### Data shown
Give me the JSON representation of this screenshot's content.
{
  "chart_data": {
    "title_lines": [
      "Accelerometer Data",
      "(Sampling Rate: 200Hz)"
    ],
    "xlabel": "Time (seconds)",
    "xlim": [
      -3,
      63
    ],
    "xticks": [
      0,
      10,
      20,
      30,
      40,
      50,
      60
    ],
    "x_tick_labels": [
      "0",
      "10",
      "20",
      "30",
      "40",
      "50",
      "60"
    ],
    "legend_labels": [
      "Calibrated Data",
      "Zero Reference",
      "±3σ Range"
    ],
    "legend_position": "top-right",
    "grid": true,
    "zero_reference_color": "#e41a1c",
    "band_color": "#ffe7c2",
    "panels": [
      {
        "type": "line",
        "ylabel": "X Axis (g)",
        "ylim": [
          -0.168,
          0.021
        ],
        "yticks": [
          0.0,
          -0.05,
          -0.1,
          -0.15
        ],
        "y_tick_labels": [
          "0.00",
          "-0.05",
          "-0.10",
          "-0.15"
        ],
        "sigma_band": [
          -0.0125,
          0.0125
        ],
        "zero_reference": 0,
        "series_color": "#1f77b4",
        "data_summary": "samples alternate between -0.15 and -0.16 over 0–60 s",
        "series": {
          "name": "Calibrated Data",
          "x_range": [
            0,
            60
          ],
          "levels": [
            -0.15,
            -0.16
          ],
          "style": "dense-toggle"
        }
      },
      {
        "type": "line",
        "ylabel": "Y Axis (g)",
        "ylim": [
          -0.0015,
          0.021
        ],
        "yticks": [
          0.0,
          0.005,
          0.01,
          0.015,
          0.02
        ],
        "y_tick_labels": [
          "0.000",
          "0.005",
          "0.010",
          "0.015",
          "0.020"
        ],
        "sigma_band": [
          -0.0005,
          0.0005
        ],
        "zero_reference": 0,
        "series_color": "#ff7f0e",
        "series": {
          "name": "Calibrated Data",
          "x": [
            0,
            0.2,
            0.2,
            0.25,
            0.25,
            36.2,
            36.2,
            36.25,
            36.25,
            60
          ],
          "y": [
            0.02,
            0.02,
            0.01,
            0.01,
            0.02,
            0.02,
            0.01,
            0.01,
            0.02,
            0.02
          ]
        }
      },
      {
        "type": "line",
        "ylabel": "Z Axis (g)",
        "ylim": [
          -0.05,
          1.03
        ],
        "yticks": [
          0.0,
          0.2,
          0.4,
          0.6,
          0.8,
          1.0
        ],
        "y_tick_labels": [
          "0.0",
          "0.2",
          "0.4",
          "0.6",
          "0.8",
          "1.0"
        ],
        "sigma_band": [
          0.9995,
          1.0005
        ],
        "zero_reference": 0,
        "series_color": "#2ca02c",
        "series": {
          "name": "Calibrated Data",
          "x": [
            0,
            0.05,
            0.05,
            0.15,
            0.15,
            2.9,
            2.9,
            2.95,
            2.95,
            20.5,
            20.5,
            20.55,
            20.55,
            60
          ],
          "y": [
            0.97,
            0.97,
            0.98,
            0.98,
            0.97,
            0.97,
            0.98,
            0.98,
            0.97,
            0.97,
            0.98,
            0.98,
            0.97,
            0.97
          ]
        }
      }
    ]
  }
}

### Exercise aim
Extract the whole listing, character for character.

### Full response
Give me the JSON representation of this screenshot's content.
{
  "chart_data": {
    "title_lines": [
      "Accelerometer Data",
      "(Sampling Rate: 200Hz)"
    ],
    "xlabel": "Time (seconds)",
    "xlim": [
      -3,
      63
    ],
    "xticks": [
      0,
      10,
      20,
      30,
      40,
      50,
      60
    ],
    "x_tick_labels": [
      "0",
      "10",
      "20",
      "30",
      "40",
      "50",
      "60"
    ],
    "legend_labels": [
      "Calibrated Data",
      "Zero Reference",
      "±3σ Range"
    ],
    "legend_position": "top-right",
    "grid": true,
    "zero_reference_color": "#e41a1c",
    "band_color": "#ffe7c2",
    "panels": [
      {
        "type": "line",
        "ylabel": "X Axis (g)",
        "ylim": [
          -0.168,
          0.021
        ],
        "yticks": [
          0.0,
          -0.05,
          -0.1,
          -0.15
        ],
        "y_tick_labels": [
          "0.00",
          "-0.05",
          "-0.10",
          "-0.15"
        ],
        "sigma_band": [
          -0.0125,
          0.0125
        ],
        "zero_reference": 0,
        "series_color": "#1f77b4",
        "data_summary": "samples alternate between -0.15 and -0.16 over 0–60 s",
        "series": {
          "name": "Calibrated Data",
          "x_range": [
            0,
            60
          ],
          "levels": [
            -0.15,
            -0.16
          ],
          "style": "dense-toggle"
        }
      },
      {
        "type": "line",
        "ylabel": "Y Axis (g)",
        "ylim": [
          -0.0015,
          0.021
        ],
        "yticks": [
          0.0,
          0.005,
          0.01,
          0.015,
          0.02
        ],
        "y_tick_labels": [
          "0.000",
          "0.005",
          "0.010",
          "0.015",
          "0.020"
        ],
        "sigma_band": [
          -0.0005,
          0.0005
        ],
        "zero_reference": 0,
        "series_color": "#ff7f0e",
        "series": {
          "name": "Calibrated Data",
          "x": [
            0,
            0.2,
            0.2,
            0.25,
            0.25,
            36.2,
            36.2,
            36.25,
            36.25,
            60
          ],
          "y": [
            0.02,
            0.02,
            0.01,
            0.01,
            0.02,
            0.02,
            0.01,
            0.01,
            0.02,
            0.02
          ]
        }
      },
      {
        "type": "line",
        "ylabel": "Z Axis (g)",
        "ylim": [
          -0.05,
          1.03
        ],
        "yticks": [
          0.0,
          0.2,
          0.4,
          0.6,
          0.8,
          1.0
        ],
        "y_tick_labels": [
          "0.0",
          "0.2",
          "0.4",
          "0.6",
          "0.8",
          "1.0"
        ],
        "sigma_band": [
          0.9995,
          1.0005
        ],
        "zero_reference": 0,
        "series_color": "#2ca02c",
        "series": {
          "name": "Calibrated Data",
          "x": [
            0,
            0.05,
            0.05,
            0.15,
            0.15,
            2.9,
            2.9,
            2.95,
            2.95,
            20.5,
            20.5,
            20.55,
            20.55,
            60
          ],
          "y": [
            0.97,
            0.97,
            0.98,
            0.98,
            0.97,
            0.97,
            0.98,
            0.98,
            0.97,
            0.97,
            0.98,
            0.98,
            0.97,
            0.97
          ]
        }
      }
    ]
  }
}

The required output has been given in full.